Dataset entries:
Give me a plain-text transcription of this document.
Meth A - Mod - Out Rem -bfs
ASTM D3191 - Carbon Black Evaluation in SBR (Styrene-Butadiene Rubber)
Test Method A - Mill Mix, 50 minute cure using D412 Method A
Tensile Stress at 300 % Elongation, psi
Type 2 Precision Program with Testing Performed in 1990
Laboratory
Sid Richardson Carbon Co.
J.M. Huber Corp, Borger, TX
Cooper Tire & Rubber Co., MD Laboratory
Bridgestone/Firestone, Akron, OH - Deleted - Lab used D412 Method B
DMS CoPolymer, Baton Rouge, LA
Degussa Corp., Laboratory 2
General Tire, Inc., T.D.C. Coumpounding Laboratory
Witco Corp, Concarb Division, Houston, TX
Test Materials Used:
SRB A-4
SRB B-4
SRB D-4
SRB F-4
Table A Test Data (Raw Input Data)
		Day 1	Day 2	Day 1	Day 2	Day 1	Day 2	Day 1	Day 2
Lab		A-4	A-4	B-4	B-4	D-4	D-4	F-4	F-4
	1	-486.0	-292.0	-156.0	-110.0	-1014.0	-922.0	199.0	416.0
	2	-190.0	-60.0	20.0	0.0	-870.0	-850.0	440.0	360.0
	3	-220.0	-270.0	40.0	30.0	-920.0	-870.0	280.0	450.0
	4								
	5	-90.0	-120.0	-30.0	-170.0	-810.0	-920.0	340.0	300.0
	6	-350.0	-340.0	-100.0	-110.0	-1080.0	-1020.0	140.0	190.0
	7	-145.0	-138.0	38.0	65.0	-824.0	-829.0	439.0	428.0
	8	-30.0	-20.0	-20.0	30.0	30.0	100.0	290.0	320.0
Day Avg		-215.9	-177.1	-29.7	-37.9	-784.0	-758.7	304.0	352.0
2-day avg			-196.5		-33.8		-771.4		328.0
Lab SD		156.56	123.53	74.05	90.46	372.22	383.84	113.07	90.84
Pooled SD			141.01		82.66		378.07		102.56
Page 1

> [Exercise task] Go through the records above and set each one down exactly, please.

> [Correct output]
Give me a plain-text transcription of this document.
Meth A - Mod - Out Rem -bfs
ASTM D3191 - Carbon Black Evaluation in SBR (Styrene-Butadiene Rubber)
Test Method A - Mill Mix, 50 minute cure using D412 Method A
Tensile Stress at 300 % Elongation, psi
Type 2 Precision Program with Testing Performed in 1990
Laboratory
Sid Richardson Carbon Co.
J.M. Huber Corp, Borger, TX
Cooper Tire & Rubber Co., MD Laboratory
Bridgestone/Firestone, Akron, OH - Deleted - Lab used D412 Method B
DMS CoPolymer, Baton Rouge, LA
Degussa Corp., Laboratory 2
General Tire, Inc., T.D.C. Coumpounding Laboratory
Witco Corp, Concarb Division, Houston, TX
Test Materials Used:
SRB A-4
SRB B-4
SRB D-4
SRB F-4
Table A Test Data (Raw Input Data)
		Day 1	Day 2	Day 1	Day 2	Day 1	Day 2	Day 1	Day 2
Lab		A-4	A-4	B-4	B-4	D-4	D-4	F-4	F-4
	1	-486.0	-292.0	-156.0	-110.0	-1014.0	-922.0	199.0	416.0
	2	-190.0	-60.0	20.0	0.0	-870.0	-850.0	440.0	360.0
	3	-220.0	-270.0	40.0	30.0	-920.0	-870.0	280.0	450.0
	4								
	5	-90.0	-120.0	-30.0	-170.0	-810.0	-920.0	340.0	300.0
	6	-350.0	-340.0	-100.0	-110.0	-1080.0	-1020.0	140.0	190.0
	7	-145.0	-138.0	38.0	65.0	-824.0	-829.0	439.0	428.0
	8	-30.0	-20.0	-20.0	30.0	30.0	100.0	290.0	320.0
Day Avg		-215.9	-177.1	-29.7	-37.9	-784.0	-758.7	304.0	352.0
2-day avg			-196.5		-33.8		-771.4		328.0
Lab SD		156.56	123.53	74.05	90.46	372.22	383.84	113.07	90.84
Pooled SD			141.01		82.66		378.07		102.56
Page 1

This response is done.